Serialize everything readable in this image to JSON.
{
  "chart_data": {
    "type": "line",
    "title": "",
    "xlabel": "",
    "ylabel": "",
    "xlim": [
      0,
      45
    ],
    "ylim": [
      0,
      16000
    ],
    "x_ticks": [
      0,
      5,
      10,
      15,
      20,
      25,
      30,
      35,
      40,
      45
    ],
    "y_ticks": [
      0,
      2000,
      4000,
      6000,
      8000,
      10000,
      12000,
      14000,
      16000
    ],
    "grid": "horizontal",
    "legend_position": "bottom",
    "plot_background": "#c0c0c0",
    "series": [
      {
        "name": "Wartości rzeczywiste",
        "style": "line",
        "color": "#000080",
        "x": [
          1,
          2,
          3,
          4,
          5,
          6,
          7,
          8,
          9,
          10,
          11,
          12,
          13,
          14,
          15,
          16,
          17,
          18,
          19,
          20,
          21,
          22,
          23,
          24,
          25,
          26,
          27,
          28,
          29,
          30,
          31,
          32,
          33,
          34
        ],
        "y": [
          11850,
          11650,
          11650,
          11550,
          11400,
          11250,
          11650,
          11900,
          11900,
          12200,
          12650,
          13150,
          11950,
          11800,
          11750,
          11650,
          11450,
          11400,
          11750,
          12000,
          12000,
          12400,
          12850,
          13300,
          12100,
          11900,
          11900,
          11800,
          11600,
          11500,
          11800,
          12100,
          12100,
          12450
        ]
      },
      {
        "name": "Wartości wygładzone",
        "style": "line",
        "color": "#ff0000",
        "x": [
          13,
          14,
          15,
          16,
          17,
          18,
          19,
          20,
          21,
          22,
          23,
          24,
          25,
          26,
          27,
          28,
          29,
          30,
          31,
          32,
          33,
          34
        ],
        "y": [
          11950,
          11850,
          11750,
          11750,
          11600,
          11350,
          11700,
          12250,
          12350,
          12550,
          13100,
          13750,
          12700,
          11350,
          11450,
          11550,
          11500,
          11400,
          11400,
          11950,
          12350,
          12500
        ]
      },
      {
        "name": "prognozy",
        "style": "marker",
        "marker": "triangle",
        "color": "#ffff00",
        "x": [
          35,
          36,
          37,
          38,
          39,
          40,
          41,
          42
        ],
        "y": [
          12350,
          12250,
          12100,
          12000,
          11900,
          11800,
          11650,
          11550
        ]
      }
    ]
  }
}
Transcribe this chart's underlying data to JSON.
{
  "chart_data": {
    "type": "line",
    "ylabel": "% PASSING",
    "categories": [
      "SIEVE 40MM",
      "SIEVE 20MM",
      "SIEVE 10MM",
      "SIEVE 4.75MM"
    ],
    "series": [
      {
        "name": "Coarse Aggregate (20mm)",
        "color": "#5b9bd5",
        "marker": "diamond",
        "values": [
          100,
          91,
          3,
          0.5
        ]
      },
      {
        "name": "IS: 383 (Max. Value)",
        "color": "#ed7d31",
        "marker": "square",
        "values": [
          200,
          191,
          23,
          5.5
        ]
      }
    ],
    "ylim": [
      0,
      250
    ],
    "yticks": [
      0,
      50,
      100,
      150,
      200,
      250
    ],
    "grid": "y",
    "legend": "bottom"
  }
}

...

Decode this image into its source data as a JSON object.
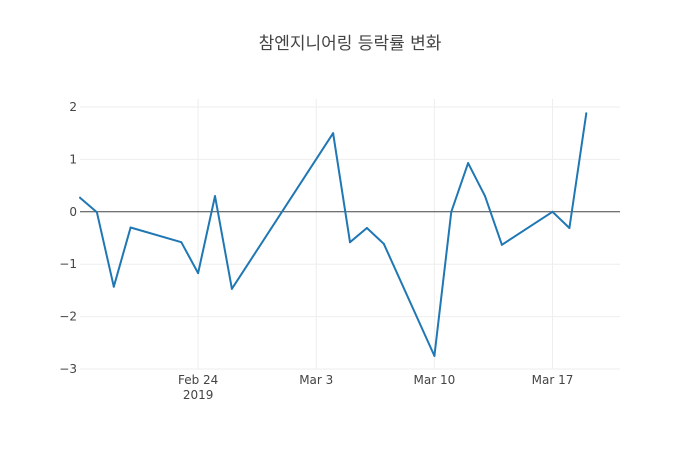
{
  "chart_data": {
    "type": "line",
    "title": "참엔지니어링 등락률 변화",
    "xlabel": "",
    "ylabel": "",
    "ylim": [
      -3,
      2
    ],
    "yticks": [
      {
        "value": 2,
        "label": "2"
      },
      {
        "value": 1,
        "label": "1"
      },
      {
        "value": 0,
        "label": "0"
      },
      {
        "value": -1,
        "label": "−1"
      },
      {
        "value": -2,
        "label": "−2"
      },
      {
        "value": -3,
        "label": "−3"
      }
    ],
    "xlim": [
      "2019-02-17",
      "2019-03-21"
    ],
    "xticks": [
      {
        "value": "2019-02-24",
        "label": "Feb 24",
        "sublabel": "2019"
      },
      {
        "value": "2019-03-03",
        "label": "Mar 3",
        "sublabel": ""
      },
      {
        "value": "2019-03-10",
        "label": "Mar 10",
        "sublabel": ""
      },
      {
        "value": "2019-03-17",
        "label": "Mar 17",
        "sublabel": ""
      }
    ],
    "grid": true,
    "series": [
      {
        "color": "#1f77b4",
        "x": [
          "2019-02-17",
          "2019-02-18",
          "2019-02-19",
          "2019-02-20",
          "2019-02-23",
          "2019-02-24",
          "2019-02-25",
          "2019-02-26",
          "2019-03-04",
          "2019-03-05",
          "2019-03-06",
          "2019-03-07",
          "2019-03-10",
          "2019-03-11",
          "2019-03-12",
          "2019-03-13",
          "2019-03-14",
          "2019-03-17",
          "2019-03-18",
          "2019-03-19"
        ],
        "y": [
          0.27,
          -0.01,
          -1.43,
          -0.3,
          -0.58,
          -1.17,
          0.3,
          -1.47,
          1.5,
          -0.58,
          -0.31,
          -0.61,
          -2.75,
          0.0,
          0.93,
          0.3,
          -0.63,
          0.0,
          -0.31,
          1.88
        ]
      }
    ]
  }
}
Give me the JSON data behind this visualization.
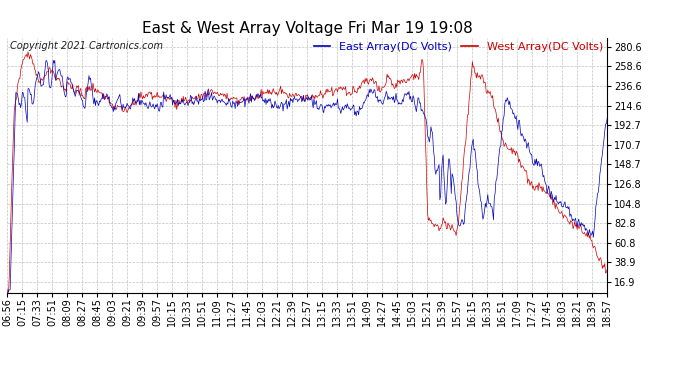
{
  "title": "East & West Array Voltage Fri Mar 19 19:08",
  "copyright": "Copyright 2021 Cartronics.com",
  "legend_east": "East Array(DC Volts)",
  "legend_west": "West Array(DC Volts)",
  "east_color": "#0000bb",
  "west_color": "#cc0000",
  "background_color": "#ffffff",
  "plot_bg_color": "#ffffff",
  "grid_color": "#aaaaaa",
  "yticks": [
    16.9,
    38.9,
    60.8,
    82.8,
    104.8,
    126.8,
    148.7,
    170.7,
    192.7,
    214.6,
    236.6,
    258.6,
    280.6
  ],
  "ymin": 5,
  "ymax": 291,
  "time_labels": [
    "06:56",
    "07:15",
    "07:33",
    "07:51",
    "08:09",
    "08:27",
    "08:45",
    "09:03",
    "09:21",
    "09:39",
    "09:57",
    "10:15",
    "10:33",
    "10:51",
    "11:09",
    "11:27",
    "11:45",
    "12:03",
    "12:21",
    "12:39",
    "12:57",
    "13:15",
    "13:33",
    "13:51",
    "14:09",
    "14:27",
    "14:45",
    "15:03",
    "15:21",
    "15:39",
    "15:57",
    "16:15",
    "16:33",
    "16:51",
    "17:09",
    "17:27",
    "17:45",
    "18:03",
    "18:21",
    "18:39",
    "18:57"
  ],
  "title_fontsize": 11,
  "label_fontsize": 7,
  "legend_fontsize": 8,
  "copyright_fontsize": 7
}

▶ _Requirement_:
Copy every single line of the material above that holds "Wartości".

▶ _Result of the exercise_:
        "name": "Wartości rzeczywiste",
        "name": "Wartości wygładzone",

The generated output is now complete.